| What is being asked |
Leave out the pictures; transcribe all else exactly.

Collected data entries:
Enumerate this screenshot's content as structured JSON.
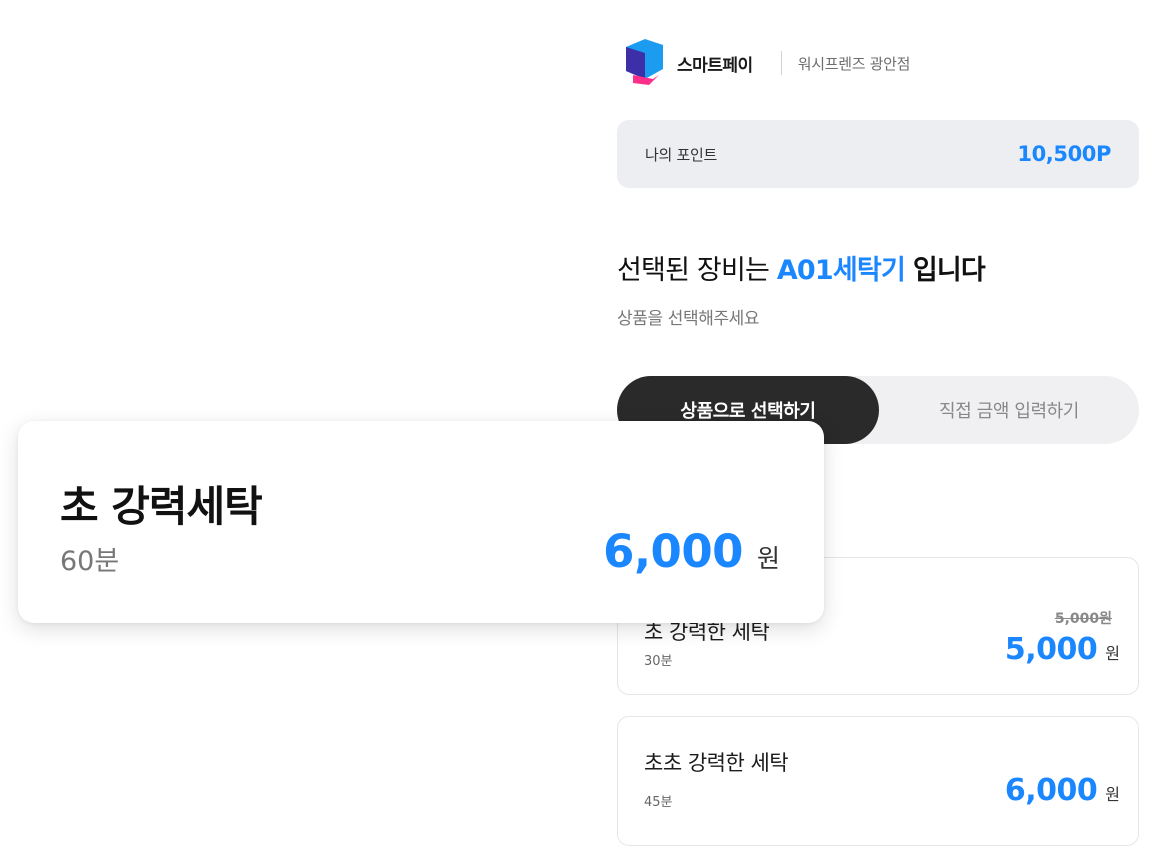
{
  "header": {
    "brand": "스마트페이",
    "store": "워시프렌즈 광안점",
    "logo_colors": [
      "#3d2fa8",
      "#1b9cf0",
      "#ff2e8a"
    ]
  },
  "points": {
    "label": "나의 포인트",
    "value": "10,500P"
  },
  "selection": {
    "heading_prefix": "선택된 장비는",
    "machine": "A01세탁기",
    "heading_suffix": "입니다",
    "subtext": "상품을 선택해주세요"
  },
  "segment": {
    "active": "상품으로 선택하기",
    "inactive": "직접 금액 입력하기"
  },
  "products": [
    {
      "name": "초 강력한 세탁",
      "duration": "30분",
      "original_price": "5,000원",
      "price": "5,000",
      "unit": "원"
    },
    {
      "name": "초초 강력한 세탁",
      "duration": "45분",
      "price": "6,000",
      "unit": "원"
    }
  ],
  "featured": {
    "name": "초 강력세탁",
    "duration": "60분",
    "price": "6,000",
    "unit": "원"
  },
  "colors": {
    "accent": "#1b87ff",
    "dark": "#2a2a2a",
    "panel": "#eceef2"
  }
}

| Solution to the problem |
Enumerate this screenshot's content as structured JSON.
{
  "header": {
    "brand": "스마트페이",
    "store": "워시프렌즈 광안점",
    "logo_colors": [
      "#3d2fa8",
      "#1b9cf0",
      "#ff2e8a"
    ]
  },
  "points": {
    "label": "나의 포인트",
    "value": "10,500P"
  },
  "selection": {
    "heading_prefix": "선택된 장비는",
    "machine": "A01세탁기",
    "heading_suffix": "입니다",
    "subtext": "상품을 선택해주세요"
  },
  "segment": {
    "active": "상품으로 선택하기",
    "inactive": "직접 금액 입력하기"
  },
  "products": [
    {
      "name": "초 강력한 세탁",
      "duration": "30분",
      "original_price": "5,000원",
      "price": "5,000",
      "unit": "원"
    },
    {
      "name": "초초 강력한 세탁",
      "duration": "45분",
      "price": "6,000",
      "unit": "원"
    }
  ],
  "featured": {
    "name": "초 강력세탁",
    "duration": "60분",
    "price": "6,000",
    "unit": "원"
  },
  "colors": {
    "accent": "#1b87ff",
    "dark": "#2a2a2a",
    "panel": "#eceef2"
  }
}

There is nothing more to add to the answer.